[Start of RAW DATA]

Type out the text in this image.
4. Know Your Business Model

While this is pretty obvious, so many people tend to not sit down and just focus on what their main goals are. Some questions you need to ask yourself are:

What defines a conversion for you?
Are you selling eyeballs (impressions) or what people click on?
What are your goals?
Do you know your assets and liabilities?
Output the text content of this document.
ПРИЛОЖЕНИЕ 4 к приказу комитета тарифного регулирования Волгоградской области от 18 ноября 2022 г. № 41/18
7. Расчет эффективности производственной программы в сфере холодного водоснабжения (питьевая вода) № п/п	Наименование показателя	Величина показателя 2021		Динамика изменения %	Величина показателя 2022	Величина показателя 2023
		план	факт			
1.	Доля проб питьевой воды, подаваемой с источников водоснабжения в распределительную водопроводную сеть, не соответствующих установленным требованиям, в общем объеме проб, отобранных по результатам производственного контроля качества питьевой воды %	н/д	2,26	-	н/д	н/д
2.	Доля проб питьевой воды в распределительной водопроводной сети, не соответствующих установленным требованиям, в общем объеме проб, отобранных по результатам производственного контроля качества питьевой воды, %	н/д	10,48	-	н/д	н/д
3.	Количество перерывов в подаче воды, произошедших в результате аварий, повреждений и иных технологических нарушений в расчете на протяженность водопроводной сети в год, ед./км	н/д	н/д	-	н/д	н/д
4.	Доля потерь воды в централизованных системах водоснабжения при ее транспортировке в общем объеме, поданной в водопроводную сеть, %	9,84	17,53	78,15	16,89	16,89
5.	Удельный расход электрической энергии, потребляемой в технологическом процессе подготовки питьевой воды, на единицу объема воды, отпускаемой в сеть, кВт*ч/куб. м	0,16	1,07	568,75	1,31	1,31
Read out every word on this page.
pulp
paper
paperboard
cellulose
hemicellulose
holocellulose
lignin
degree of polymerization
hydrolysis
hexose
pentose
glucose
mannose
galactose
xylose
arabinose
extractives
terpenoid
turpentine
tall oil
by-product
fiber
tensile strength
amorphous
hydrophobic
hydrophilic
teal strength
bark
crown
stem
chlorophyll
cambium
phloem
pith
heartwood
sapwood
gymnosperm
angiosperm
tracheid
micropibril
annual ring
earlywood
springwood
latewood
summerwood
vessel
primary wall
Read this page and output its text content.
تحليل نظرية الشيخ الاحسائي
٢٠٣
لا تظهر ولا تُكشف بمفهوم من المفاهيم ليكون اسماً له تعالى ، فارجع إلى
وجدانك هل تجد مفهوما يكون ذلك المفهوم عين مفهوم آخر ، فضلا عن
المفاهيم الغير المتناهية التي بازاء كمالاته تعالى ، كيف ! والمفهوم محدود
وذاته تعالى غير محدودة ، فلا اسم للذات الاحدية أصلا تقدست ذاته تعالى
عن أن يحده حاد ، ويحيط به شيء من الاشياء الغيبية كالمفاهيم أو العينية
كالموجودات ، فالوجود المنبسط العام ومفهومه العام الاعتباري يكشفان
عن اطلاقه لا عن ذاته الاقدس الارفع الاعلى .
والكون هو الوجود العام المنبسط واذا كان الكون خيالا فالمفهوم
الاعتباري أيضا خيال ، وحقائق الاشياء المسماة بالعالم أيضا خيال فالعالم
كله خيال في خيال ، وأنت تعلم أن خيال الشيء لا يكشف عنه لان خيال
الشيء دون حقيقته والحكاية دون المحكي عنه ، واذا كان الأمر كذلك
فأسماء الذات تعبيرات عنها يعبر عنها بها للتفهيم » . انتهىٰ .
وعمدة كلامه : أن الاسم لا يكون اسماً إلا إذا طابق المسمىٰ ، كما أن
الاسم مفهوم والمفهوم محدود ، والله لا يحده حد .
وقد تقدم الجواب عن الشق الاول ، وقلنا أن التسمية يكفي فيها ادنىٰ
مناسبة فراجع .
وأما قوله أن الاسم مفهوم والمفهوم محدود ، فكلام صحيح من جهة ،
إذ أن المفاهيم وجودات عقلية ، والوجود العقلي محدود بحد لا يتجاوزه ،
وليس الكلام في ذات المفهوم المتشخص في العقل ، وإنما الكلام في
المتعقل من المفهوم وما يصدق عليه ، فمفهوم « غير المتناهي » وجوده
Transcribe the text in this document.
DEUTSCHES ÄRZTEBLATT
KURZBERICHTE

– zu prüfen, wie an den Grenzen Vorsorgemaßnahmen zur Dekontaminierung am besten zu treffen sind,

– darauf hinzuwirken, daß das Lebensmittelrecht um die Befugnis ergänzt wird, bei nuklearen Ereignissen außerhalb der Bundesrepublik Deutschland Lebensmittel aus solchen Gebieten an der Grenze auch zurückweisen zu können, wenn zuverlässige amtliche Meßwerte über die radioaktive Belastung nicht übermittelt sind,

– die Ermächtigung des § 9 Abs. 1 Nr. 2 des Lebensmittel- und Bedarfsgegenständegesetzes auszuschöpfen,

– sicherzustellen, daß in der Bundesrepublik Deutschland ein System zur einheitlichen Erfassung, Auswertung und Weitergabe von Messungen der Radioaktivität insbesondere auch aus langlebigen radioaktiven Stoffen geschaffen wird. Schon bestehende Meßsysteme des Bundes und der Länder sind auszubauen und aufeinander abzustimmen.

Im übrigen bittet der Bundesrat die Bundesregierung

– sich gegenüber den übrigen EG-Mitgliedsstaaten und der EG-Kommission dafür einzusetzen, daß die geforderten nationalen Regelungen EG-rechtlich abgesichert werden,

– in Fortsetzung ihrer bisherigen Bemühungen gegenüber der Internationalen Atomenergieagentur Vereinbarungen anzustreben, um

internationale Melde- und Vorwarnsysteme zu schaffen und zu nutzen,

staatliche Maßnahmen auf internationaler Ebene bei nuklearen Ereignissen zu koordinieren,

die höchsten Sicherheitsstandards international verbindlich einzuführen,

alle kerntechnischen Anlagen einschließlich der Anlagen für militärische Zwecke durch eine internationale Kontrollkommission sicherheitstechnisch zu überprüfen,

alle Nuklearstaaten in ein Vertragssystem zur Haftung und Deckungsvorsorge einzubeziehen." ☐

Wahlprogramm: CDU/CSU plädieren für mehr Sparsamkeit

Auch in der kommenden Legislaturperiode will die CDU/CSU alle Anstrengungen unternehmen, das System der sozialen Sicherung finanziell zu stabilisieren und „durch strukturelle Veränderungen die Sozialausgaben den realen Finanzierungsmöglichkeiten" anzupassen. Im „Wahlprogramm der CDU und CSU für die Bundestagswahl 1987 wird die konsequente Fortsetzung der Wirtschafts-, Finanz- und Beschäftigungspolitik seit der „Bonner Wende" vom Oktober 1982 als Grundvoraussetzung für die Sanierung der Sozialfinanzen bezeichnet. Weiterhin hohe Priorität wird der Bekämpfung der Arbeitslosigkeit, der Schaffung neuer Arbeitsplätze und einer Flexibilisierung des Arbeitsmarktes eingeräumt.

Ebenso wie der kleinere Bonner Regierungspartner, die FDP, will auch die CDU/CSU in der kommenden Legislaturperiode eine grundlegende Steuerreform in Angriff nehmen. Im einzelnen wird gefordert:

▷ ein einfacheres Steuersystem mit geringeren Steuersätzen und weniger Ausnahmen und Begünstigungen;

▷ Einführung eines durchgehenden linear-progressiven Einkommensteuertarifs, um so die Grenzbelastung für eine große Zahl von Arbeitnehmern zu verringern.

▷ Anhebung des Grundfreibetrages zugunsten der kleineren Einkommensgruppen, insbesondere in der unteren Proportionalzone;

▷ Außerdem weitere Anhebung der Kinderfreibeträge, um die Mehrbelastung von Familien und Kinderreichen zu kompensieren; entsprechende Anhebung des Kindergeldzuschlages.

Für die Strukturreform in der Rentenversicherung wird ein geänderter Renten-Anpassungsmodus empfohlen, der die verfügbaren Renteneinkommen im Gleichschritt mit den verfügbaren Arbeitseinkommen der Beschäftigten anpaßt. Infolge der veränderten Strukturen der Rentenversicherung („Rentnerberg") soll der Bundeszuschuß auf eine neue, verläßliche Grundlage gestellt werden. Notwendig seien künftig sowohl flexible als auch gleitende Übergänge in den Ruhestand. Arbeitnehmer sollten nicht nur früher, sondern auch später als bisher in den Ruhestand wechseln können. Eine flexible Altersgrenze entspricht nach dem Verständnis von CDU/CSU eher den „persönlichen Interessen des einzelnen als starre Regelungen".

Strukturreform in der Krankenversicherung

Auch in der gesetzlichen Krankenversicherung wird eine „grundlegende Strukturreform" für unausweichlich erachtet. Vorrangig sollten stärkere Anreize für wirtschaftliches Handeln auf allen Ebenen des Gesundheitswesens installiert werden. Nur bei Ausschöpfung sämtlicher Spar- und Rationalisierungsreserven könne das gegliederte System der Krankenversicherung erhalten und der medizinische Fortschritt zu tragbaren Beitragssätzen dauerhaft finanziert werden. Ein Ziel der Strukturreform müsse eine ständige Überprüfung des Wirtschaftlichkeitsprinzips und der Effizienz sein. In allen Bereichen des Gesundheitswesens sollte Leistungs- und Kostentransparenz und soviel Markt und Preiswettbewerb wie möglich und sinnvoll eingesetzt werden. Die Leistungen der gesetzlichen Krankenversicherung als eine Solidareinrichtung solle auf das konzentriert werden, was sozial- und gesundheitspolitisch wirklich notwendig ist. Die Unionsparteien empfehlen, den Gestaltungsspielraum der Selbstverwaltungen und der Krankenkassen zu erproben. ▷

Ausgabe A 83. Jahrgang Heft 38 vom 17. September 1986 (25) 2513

[End of RAW DATA]

## JOB
Search the data for the string "الاسم". List each line that has it.

## OUTPUT BELOW
وعمدة كلامه : أن الاسم لا يكون اسماً إلا إذا طابق المسمىٰ ، كما أن
الاسم مفهوم والمفهوم محدود ، والله لا يحده حد .
وأما قوله أن الاسم مفهوم والمفهوم محدود ، فكلام صحيح من جهة ،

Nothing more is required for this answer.